**THE EXERCISE**. Each line of the data that includes the string "rRMSD" is to be copied out.

Dataset listings of figures:

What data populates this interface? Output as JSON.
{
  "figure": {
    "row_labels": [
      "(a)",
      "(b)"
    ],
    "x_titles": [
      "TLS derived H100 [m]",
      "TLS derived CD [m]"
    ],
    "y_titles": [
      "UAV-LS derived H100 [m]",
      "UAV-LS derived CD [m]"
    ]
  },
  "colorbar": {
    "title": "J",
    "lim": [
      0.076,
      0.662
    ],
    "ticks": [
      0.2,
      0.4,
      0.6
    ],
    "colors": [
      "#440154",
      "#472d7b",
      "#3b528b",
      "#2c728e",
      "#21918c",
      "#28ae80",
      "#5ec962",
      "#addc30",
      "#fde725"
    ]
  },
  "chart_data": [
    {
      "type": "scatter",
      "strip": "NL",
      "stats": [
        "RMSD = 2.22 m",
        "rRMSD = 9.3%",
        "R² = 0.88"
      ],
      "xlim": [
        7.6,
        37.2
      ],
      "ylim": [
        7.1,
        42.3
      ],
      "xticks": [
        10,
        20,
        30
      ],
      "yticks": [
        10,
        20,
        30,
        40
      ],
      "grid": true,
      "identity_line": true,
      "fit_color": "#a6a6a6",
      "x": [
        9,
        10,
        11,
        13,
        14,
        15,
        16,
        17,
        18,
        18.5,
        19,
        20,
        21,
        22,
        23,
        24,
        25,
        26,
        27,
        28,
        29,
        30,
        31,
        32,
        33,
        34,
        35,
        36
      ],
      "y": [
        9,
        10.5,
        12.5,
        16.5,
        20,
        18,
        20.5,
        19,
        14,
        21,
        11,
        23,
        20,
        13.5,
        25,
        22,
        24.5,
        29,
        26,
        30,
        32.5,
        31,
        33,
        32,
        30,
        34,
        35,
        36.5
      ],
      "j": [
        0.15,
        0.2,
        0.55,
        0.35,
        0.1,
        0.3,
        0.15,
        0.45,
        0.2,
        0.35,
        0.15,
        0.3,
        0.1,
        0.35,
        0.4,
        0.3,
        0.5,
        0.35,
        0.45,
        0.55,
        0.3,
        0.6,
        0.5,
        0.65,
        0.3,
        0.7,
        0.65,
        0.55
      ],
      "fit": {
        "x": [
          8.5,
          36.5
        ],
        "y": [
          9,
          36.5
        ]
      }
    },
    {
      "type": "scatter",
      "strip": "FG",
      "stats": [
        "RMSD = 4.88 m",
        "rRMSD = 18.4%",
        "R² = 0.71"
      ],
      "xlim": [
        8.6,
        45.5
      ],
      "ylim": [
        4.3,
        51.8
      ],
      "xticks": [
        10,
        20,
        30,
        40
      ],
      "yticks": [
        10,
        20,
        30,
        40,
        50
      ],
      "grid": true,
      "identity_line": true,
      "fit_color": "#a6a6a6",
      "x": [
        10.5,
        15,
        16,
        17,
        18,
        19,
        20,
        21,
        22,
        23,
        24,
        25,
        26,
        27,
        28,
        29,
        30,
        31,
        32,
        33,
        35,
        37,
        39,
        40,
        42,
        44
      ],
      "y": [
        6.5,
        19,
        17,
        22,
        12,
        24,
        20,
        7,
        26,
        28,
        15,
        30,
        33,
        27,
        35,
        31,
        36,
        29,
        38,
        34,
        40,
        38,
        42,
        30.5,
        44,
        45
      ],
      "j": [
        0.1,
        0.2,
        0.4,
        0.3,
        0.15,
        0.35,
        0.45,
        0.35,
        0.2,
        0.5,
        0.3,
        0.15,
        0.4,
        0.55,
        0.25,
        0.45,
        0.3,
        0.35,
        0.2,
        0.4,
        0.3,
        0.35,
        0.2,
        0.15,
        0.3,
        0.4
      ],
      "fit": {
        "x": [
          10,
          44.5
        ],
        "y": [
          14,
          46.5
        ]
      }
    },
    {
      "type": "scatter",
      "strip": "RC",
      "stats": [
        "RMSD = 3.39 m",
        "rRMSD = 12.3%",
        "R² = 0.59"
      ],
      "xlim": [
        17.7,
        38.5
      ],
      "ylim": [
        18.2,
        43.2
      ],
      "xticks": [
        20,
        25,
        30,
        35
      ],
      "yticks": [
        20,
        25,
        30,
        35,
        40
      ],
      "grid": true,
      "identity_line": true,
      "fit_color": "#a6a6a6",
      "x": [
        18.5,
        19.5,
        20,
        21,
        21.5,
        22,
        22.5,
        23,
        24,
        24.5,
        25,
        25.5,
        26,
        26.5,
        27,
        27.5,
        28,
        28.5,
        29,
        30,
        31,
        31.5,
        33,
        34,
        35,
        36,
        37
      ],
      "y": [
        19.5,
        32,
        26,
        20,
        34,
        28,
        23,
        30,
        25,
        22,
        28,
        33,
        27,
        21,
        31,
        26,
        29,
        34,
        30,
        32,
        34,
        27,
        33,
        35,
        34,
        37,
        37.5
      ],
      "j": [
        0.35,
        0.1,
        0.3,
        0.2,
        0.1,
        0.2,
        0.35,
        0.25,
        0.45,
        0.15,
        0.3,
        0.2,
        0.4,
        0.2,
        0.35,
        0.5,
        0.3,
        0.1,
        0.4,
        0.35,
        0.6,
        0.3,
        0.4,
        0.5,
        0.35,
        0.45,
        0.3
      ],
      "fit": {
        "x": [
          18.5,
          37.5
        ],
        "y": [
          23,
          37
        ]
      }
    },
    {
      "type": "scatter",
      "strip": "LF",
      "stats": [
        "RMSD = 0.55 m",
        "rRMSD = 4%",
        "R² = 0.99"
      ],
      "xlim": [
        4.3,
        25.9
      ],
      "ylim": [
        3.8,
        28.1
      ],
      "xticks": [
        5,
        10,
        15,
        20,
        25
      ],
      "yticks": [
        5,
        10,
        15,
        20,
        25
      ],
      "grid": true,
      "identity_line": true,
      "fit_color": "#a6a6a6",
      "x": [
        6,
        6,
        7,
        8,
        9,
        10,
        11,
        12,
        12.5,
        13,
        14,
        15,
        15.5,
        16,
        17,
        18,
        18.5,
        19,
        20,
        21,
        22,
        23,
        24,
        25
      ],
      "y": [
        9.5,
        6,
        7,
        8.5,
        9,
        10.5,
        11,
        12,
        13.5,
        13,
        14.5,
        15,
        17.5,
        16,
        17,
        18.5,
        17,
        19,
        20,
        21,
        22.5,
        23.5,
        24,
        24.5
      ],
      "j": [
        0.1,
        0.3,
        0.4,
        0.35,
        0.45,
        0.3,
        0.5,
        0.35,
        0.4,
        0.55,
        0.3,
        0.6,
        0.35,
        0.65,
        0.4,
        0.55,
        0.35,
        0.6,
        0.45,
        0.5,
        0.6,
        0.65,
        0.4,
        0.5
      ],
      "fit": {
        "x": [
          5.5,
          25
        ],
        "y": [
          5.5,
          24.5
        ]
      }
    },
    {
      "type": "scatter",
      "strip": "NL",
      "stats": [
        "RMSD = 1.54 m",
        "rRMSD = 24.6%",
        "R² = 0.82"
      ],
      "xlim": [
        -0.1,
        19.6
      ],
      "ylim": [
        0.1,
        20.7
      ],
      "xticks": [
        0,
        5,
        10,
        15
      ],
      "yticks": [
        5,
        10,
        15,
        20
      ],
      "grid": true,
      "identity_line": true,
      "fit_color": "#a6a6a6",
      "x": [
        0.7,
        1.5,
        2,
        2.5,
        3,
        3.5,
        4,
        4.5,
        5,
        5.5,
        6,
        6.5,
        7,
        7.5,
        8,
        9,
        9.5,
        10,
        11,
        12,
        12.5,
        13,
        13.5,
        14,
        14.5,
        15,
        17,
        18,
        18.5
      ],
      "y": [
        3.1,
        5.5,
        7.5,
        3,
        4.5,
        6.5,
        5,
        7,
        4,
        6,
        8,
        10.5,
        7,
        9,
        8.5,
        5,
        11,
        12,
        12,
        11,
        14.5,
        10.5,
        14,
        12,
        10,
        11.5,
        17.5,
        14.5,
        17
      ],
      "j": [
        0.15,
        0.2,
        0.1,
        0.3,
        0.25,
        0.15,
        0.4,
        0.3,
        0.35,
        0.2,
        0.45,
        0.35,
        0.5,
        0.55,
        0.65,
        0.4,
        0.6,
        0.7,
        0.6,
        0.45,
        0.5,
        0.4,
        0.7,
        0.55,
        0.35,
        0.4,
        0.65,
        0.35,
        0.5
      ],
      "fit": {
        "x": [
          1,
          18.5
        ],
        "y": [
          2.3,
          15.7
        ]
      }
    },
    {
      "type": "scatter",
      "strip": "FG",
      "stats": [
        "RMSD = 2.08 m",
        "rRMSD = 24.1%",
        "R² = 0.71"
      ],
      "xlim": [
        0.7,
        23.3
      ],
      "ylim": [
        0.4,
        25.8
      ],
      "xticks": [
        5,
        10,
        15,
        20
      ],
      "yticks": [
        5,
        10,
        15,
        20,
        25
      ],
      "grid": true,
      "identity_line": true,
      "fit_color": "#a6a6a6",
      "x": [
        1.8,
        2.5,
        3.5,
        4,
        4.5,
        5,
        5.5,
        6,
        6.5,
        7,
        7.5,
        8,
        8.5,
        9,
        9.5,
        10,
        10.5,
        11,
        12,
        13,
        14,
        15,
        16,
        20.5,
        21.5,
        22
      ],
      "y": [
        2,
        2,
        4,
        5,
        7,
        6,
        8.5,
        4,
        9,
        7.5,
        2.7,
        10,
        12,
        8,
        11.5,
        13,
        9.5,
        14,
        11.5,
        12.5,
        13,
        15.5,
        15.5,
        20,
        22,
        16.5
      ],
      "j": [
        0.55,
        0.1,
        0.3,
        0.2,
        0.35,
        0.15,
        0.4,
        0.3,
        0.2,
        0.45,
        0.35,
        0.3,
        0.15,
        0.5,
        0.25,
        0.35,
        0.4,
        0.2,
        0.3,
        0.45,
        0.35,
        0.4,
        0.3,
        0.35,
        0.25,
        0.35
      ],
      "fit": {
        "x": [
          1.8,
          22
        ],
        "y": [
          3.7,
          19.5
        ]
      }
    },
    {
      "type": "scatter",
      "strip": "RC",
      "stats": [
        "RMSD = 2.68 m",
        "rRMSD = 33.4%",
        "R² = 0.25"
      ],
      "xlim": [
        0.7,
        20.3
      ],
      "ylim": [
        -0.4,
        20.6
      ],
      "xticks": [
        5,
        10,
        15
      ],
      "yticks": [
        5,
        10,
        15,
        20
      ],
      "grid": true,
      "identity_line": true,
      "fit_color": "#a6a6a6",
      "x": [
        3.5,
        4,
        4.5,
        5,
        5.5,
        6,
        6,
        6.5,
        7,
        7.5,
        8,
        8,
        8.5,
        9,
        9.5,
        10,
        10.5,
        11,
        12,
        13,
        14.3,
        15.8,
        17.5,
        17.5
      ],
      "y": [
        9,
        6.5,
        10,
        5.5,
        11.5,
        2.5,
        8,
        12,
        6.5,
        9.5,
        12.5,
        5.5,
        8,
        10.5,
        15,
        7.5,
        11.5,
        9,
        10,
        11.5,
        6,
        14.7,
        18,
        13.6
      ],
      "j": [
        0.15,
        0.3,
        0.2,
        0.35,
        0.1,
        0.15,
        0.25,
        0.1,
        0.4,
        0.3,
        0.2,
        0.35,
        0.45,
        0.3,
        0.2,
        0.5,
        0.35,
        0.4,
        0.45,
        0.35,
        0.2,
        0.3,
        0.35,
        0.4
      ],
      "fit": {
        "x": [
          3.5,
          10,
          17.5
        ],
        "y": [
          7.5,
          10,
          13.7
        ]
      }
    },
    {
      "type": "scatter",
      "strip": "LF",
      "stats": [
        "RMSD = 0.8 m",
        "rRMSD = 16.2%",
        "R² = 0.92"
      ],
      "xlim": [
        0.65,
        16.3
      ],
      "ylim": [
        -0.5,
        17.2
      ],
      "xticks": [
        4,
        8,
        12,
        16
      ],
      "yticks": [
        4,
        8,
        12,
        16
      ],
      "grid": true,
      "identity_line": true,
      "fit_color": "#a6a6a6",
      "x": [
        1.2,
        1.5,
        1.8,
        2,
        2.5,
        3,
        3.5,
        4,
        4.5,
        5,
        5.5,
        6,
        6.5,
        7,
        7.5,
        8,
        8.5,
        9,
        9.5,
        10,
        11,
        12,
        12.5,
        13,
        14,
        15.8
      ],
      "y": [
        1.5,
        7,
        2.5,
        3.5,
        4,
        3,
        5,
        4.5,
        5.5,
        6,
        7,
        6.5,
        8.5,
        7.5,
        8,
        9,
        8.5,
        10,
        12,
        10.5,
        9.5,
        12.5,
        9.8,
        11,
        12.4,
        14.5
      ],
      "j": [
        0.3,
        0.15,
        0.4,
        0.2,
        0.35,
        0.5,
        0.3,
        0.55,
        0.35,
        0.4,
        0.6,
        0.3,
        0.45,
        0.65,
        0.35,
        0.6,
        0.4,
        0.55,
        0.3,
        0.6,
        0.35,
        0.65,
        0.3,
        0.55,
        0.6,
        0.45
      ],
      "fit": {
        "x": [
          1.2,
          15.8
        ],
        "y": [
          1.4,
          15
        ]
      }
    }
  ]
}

**THE SOLUTION**.
        "rRMSD = 9.3%",
        "rRMSD = 18.4%",
        "rRMSD = 12.3%",
        "rRMSD = 4%",
        "rRMSD = 24.6%",
        "rRMSD = 24.1%",
        "rRMSD = 33.4%",
        "rRMSD = 16.2%",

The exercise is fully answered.